# [WHAT IS REQUIRED]
Can you retype every record below exactly as written?

# [DATASET RECORDS]
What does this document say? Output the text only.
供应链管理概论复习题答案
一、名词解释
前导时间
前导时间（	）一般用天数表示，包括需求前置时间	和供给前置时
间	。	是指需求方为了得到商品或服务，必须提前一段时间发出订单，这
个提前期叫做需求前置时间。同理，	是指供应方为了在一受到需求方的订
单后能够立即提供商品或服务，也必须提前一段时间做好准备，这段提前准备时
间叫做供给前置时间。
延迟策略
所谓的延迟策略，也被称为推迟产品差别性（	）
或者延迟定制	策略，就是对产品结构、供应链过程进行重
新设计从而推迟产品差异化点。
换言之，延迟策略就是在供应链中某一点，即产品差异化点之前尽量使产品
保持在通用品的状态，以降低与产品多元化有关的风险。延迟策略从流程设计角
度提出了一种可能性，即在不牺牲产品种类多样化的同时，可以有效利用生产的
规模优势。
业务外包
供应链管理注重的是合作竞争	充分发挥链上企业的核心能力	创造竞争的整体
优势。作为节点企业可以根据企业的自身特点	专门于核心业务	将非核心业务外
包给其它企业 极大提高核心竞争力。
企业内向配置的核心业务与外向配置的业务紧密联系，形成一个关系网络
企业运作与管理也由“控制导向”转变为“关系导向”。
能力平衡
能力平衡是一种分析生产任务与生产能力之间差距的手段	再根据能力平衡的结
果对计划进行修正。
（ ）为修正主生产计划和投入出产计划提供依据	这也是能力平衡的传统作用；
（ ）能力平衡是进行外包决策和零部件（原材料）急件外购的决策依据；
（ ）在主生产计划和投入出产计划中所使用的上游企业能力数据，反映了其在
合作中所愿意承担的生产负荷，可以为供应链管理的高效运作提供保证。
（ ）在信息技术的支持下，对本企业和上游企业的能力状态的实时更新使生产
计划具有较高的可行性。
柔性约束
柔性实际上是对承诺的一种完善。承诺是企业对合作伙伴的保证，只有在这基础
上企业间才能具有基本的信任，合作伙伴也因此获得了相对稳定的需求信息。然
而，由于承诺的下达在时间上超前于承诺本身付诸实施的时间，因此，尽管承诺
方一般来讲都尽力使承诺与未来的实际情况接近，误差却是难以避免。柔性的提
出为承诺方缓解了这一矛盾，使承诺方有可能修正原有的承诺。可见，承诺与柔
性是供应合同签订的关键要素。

# [RESULT OF THE EXERCISE]
What does this document say? Output the text only.
供应链管理概论复习题答案
一、名词解释
前导时间
前导时间（	）一般用天数表示，包括需求前置时间	和供给前置时
间	。	是指需求方为了得到商品或服务，必须提前一段时间发出订单，这
个提前期叫做需求前置时间。同理，	是指供应方为了在一受到需求方的订
单后能够立即提供商品或服务，也必须提前一段时间做好准备，这段提前准备时
间叫做供给前置时间。
延迟策略
所谓的延迟策略，也被称为推迟产品差别性（	）
或者延迟定制	策略，就是对产品结构、供应链过程进行重
新设计从而推迟产品差异化点。
换言之，延迟策略就是在供应链中某一点，即产品差异化点之前尽量使产品
保持在通用品的状态，以降低与产品多元化有关的风险。延迟策略从流程设计角
度提出了一种可能性，即在不牺牲产品种类多样化的同时，可以有效利用生产的
规模优势。
业务外包
供应链管理注重的是合作竞争	充分发挥链上企业的核心能力	创造竞争的整体
优势。作为节点企业可以根据企业的自身特点	专门于核心业务	将非核心业务外
包给其它企业 极大提高核心竞争力。
企业内向配置的核心业务与外向配置的业务紧密联系，形成一个关系网络
企业运作与管理也由“控制导向”转变为“关系导向”。
能力平衡
能力平衡是一种分析生产任务与生产能力之间差距的手段	再根据能力平衡的结
果对计划进行修正。
（ ）为修正主生产计划和投入出产计划提供依据	这也是能力平衡的传统作用；
（ ）能力平衡是进行外包决策和零部件（原材料）急件外购的决策依据；
（ ）在主生产计划和投入出产计划中所使用的上游企业能力数据，反映了其在
合作中所愿意承担的生产负荷，可以为供应链管理的高效运作提供保证。
（ ）在信息技术的支持下，对本企业和上游企业的能力状态的实时更新使生产
计划具有较高的可行性。
柔性约束
柔性实际上是对承诺的一种完善。承诺是企业对合作伙伴的保证，只有在这基础
上企业间才能具有基本的信任，合作伙伴也因此获得了相对稳定的需求信息。然
而，由于承诺的下达在时间上超前于承诺本身付诸实施的时间，因此，尽管承诺
方一般来讲都尽力使承诺与未来的实际情况接近，误差却是难以避免。柔性的提
出为承诺方缓解了这一矛盾，使承诺方有可能修正原有的承诺。可见，承诺与柔
性是供应合同签订的关键要素。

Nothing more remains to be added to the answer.